**Task statement**
Find the string "icon" in the entries and copy each line that has it.

• • • • •

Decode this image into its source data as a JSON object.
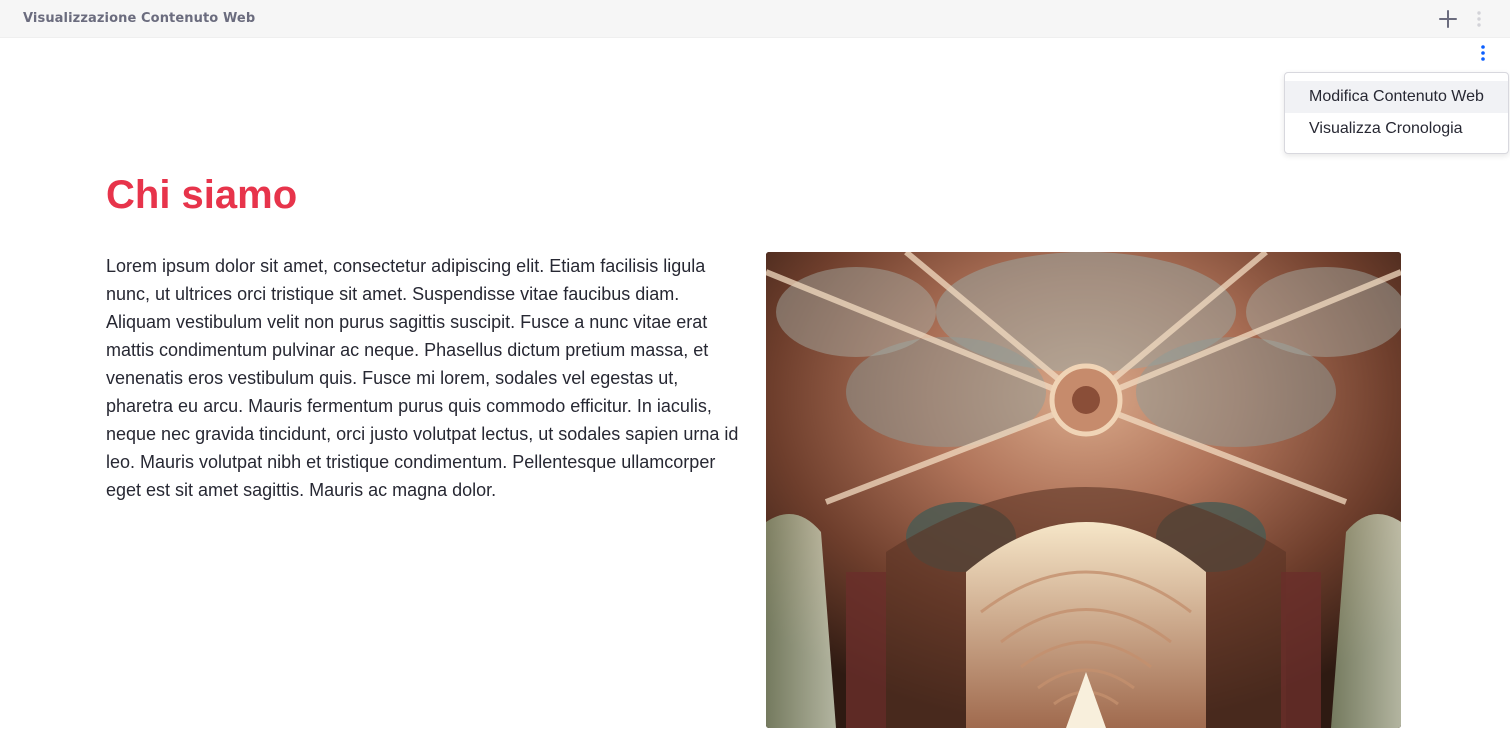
{
  "header": {
    "title": "Visualizzazione Contenuto Web",
    "add_icon": "plus-icon",
    "options_icon": "kebab-vertical-icon"
  },
  "actions_menu": {
    "trigger_icon": "kebab-vertical-icon",
    "items": [
      {
        "label": "Modifica Contenuto Web"
      },
      {
        "label": "Visualizza Cronologia"
      }
    ]
  },
  "content": {
    "title": "Chi siamo",
    "body": "Lorem ipsum dolor sit amet, consectetur adipiscing elit. Etiam facilisis ligula nunc, ut ultrices orci tristique sit amet. Suspendisse vitae faucibus diam. Aliquam vestibulum velit non purus sagittis suscipit. Fusce a nunc vitae erat mattis condimentum pulvinar ac neque. Phasellus dictum pretium massa, et venenatis eros vestibulum quis. Fusce mi lorem, sodales vel egestas ut, pharetra eu arcu. Mauris fermentum purus quis commodo efficitur. In iaculis, neque nec gravida tincidunt, orci justo volutpat lectus, ut sodales sapien urna id leo. Mauris volutpat nibh et tristique condimentum. Pellentesque ullamcorper eget est sit amet sagittis. Mauris ac magna dolor."
  },
  "colors": {
    "title_accent": "#e7344b",
    "kebab_blue": "#0b5fff",
    "header_bg": "#f6f6f6"
  }
}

• • • • •

**Task result**
    "add_icon": "plus-icon",
    "options_icon": "kebab-vertical-icon"
    "trigger_icon": "kebab-vertical-icon",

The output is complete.